Start of EXERCISE MATERIAL

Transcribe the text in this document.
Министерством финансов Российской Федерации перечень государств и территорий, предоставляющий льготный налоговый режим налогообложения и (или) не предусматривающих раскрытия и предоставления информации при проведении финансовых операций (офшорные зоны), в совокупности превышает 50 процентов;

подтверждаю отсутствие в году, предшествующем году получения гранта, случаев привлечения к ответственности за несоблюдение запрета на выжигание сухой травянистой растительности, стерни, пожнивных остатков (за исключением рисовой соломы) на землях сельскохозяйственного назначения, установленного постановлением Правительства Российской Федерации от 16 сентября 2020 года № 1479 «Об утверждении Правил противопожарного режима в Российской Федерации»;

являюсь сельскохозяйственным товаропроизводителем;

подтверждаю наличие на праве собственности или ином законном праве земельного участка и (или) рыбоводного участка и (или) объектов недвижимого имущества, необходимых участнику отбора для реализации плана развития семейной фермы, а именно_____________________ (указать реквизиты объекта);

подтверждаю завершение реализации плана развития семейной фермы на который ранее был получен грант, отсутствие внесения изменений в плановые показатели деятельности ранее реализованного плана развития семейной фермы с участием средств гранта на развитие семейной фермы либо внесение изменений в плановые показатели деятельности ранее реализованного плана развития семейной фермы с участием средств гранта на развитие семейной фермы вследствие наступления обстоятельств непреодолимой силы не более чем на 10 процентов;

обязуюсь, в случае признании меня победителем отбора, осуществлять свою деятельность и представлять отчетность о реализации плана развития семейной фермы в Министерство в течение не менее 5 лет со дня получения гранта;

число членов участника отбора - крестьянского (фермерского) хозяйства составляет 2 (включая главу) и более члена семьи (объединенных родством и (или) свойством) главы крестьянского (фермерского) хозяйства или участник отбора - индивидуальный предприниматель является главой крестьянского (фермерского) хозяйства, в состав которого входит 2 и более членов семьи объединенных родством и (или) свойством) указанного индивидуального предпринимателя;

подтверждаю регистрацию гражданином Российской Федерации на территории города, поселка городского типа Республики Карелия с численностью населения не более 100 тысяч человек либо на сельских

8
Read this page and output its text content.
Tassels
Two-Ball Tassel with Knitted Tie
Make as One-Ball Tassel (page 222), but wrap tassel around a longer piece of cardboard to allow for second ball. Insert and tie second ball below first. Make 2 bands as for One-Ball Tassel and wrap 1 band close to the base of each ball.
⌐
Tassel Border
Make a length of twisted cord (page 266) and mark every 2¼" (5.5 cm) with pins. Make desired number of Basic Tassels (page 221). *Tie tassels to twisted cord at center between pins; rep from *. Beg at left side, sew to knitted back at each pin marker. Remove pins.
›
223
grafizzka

End of EXERCISE MATERIAL

REQUEST => Look above for lines with the word "Make" and copy them all.

ANSWER TO THE TASK =>
Make as One-Ball Tassel (page 222), but wrap tassel around a longer piece of cardboard to allow for second ball. Insert and tie second ball below first. Make 2 bands as for One-Ball Tassel and wrap 1 band close to the base of each ball.
Make a length of twisted cord (page 266) and mark every 2¼" (5.5 cm) with pins. Make desired number of Basic Tassels (page 221). *Tie tassels to twisted cord at center between pins; rep from *. Beg at left side, sew to knitted back at each pin marker. Remove pins.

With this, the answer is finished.